▶ _Work required_: Extract each line of the data and write it out again exactly.

********************

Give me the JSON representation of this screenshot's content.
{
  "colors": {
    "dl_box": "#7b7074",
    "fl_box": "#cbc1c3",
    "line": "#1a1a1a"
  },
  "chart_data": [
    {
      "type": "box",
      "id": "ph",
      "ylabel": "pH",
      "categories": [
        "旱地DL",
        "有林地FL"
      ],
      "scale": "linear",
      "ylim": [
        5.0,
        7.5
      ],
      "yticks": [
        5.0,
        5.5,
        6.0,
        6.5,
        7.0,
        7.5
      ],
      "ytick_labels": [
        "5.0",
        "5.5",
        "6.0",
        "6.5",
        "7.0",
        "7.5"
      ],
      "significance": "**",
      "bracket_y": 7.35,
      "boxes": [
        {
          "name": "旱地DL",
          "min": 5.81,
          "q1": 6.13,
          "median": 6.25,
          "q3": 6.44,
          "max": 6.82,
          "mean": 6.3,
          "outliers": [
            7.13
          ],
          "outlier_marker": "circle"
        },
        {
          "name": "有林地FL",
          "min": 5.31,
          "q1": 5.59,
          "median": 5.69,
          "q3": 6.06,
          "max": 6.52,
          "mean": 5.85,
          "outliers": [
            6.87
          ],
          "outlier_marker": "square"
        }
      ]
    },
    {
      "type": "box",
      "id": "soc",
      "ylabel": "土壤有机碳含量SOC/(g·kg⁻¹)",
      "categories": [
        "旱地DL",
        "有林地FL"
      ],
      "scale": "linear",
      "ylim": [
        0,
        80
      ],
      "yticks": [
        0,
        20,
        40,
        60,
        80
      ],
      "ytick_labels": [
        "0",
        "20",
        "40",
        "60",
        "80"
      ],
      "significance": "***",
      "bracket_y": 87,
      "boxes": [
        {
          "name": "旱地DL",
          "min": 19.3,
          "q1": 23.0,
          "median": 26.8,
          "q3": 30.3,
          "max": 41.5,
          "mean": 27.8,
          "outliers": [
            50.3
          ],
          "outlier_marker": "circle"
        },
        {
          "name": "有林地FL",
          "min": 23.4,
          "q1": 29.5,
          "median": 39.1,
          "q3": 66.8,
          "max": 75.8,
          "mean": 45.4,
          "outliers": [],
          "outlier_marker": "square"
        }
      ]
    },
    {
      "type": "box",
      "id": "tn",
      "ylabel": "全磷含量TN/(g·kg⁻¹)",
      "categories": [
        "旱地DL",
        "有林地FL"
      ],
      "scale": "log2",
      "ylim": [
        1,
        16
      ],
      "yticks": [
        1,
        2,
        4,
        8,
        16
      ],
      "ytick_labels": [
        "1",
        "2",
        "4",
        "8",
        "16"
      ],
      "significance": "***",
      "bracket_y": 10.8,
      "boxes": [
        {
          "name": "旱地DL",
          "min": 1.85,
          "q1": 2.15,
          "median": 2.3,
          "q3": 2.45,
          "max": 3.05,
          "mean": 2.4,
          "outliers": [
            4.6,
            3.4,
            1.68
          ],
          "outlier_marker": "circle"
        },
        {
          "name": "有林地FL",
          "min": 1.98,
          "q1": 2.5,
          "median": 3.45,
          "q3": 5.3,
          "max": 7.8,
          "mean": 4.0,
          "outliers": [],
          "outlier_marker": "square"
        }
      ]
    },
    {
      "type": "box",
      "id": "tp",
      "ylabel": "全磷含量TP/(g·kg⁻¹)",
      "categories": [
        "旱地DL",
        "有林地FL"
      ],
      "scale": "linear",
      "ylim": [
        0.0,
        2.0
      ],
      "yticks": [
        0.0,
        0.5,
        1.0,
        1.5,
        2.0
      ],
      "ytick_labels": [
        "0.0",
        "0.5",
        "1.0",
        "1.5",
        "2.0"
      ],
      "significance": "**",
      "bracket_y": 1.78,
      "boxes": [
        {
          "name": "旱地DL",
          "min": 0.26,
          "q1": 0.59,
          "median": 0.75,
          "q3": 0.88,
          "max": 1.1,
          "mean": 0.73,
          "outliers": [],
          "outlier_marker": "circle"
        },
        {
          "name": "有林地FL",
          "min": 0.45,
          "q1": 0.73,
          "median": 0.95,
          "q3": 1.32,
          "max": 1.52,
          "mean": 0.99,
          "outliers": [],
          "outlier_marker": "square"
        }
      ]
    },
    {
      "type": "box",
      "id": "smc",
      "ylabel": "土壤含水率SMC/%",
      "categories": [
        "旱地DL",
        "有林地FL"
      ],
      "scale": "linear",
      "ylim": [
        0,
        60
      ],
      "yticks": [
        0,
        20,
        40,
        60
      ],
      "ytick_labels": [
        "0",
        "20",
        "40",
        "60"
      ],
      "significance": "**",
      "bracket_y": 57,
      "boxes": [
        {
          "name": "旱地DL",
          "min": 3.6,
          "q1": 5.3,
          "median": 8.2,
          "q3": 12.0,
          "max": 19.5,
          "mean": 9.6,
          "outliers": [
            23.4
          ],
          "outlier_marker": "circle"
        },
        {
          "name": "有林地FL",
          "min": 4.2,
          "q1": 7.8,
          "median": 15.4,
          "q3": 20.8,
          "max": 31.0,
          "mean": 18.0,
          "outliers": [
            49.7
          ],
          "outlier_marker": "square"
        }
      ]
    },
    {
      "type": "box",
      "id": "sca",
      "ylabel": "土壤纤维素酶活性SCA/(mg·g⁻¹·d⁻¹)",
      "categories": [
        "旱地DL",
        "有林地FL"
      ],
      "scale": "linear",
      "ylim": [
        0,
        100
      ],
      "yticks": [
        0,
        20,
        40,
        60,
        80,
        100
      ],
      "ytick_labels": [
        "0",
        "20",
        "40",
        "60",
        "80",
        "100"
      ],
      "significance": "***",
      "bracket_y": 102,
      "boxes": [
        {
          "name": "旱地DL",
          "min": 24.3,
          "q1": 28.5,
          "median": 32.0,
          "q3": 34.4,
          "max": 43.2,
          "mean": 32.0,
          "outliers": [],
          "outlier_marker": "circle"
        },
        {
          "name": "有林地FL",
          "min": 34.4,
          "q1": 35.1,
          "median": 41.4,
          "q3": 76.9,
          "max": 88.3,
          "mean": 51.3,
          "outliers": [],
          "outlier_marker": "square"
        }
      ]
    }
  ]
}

********************

▶ _Written response_:
Give me the JSON representation of this screenshot's content.
{
  "colors": {
    "dl_box": "#7b7074",
    "fl_box": "#cbc1c3",
    "line": "#1a1a1a"
  },
  "chart_data": [
    {
      "type": "box",
      "id": "ph",
      "ylabel": "pH",
      "categories": [
        "旱地DL",
        "有林地FL"
      ],
      "scale": "linear",
      "ylim": [
        5.0,
        7.5
      ],
      "yticks": [
        5.0,
        5.5,
        6.0,
        6.5,
        7.0,
        7.5
      ],
      "ytick_labels": [
        "5.0",
        "5.5",
        "6.0",
        "6.5",
        "7.0",
        "7.5"
      ],
      "significance": "**",
      "bracket_y": 7.35,
      "boxes": [
        {
          "name": "旱地DL",
          "min": 5.81,
          "q1": 6.13,
          "median": 6.25,
          "q3": 6.44,
          "max": 6.82,
          "mean": 6.3,
          "outliers": [
            7.13
          ],
          "outlier_marker": "circle"
        },
        {
          "name": "有林地FL",
          "min": 5.31,
          "q1": 5.59,
          "median": 5.69,
          "q3": 6.06,
          "max": 6.52,
          "mean": 5.85,
          "outliers": [
            6.87
          ],
          "outlier_marker": "square"
        }
      ]
    },
    {
      "type": "box",
      "id": "soc",
      "ylabel": "土壤有机碳含量SOC/(g·kg⁻¹)",
      "categories": [
        "旱地DL",
        "有林地FL"
      ],
      "scale": "linear",
      "ylim": [
        0,
        80
      ],
      "yticks": [
        0,
        20,
        40,
        60,
        80
      ],
      "ytick_labels": [
        "0",
        "20",
        "40",
        "60",
        "80"
      ],
      "significance": "***",
      "bracket_y": 87,
      "boxes": [
        {
          "name": "旱地DL",
          "min": 19.3,
          "q1": 23.0,
          "median": 26.8,
          "q3": 30.3,
          "max": 41.5,
          "mean": 27.8,
          "outliers": [
            50.3
          ],
          "outlier_marker": "circle"
        },
        {
          "name": "有林地FL",
          "min": 23.4,
          "q1": 29.5,
          "median": 39.1,
          "q3": 66.8,
          "max": 75.8,
          "mean": 45.4,
          "outliers": [],
          "outlier_marker": "square"
        }
      ]
    },
    {
      "type": "box",
      "id": "tn",
      "ylabel": "全磷含量TN/(g·kg⁻¹)",
      "categories": [
        "旱地DL",
        "有林地FL"
      ],
      "scale": "log2",
      "ylim": [
        1,
        16
      ],
      "yticks": [
        1,
        2,
        4,
        8,
        16
      ],
      "ytick_labels": [
        "1",
        "2",
        "4",
        "8",
        "16"
      ],
      "significance": "***",
      "bracket_y": 10.8,
      "boxes": [
        {
          "name": "旱地DL",
          "min": 1.85,
          "q1": 2.15,
          "median": 2.3,
          "q3": 2.45,
          "max": 3.05,
          "mean": 2.4,
          "outliers": [
            4.6,
            3.4,
            1.68
          ],
          "outlier_marker": "circle"
        },
        {
          "name": "有林地FL",
          "min": 1.98,
          "q1": 2.5,
          "median": 3.45,
          "q3": 5.3,
          "max": 7.8,
          "mean": 4.0,
          "outliers": [],
          "outlier_marker": "square"
        }
      ]
    },
    {
      "type": "box",
      "id": "tp",
      "ylabel": "全磷含量TP/(g·kg⁻¹)",
      "categories": [
        "旱地DL",
        "有林地FL"
      ],
      "scale": "linear",
      "ylim": [
        0.0,
        2.0
      ],
      "yticks": [
        0.0,
        0.5,
        1.0,
        1.5,
        2.0
      ],
      "ytick_labels": [
        "0.0",
        "0.5",
        "1.0",
        "1.5",
        "2.0"
      ],
      "significance": "**",
      "bracket_y": 1.78,
      "boxes": [
        {
          "name": "旱地DL",
          "min": 0.26,
          "q1": 0.59,
          "median": 0.75,
          "q3": 0.88,
          "max": 1.1,
          "mean": 0.73,
          "outliers": [],
          "outlier_marker": "circle"
        },
        {
          "name": "有林地FL",
          "min": 0.45,
          "q1": 0.73,
          "median": 0.95,
          "q3": 1.32,
          "max": 1.52,
          "mean": 0.99,
          "outliers": [],
          "outlier_marker": "square"
        }
      ]
    },
    {
      "type": "box",
      "id": "smc",
      "ylabel": "土壤含水率SMC/%",
      "categories": [
        "旱地DL",
        "有林地FL"
      ],
      "scale": "linear",
      "ylim": [
        0,
        60
      ],
      "yticks": [
        0,
        20,
        40,
        60
      ],
      "ytick_labels": [
        "0",
        "20",
        "40",
        "60"
      ],
      "significance": "**",
      "bracket_y": 57,
      "boxes": [
        {
          "name": "旱地DL",
          "min": 3.6,
          "q1": 5.3,
          "median": 8.2,
          "q3": 12.0,
          "max": 19.5,
          "mean": 9.6,
          "outliers": [
            23.4
          ],
          "outlier_marker": "circle"
        },
        {
          "name": "有林地FL",
          "min": 4.2,
          "q1": 7.8,
          "median": 15.4,
          "q3": 20.8,
          "max": 31.0,
          "mean": 18.0,
          "outliers": [
            49.7
          ],
          "outlier_marker": "square"
        }
      ]
    },
    {
      "type": "box",
      "id": "sca",
      "ylabel": "土壤纤维素酶活性SCA/(mg·g⁻¹·d⁻¹)",
      "categories": [
        "旱地DL",
        "有林地FL"
      ],
      "scale": "linear",
      "ylim": [
        0,
        100
      ],
      "yticks": [
        0,
        20,
        40,
        60,
        80,
        100
      ],
      "ytick_labels": [
        "0",
        "20",
        "40",
        "60",
        "80",
        "100"
      ],
      "significance": "***",
      "bracket_y": 102,
      "boxes": [
        {
          "name": "旱地DL",
          "min": 24.3,
          "q1": 28.5,
          "median": 32.0,
          "q3": 34.4,
          "max": 43.2,
          "mean": 32.0,
          "outliers": [],
          "outlier_marker": "circle"
        },
        {
          "name": "有林地FL",
          "min": 34.4,
          "q1": 35.1,
          "median": 41.4,
          "q3": 76.9,
          "max": 88.3,
          "mean": 51.3,
          "outliers": [],
          "outlier_marker": "square"
        }
      ]
    }
  ]
}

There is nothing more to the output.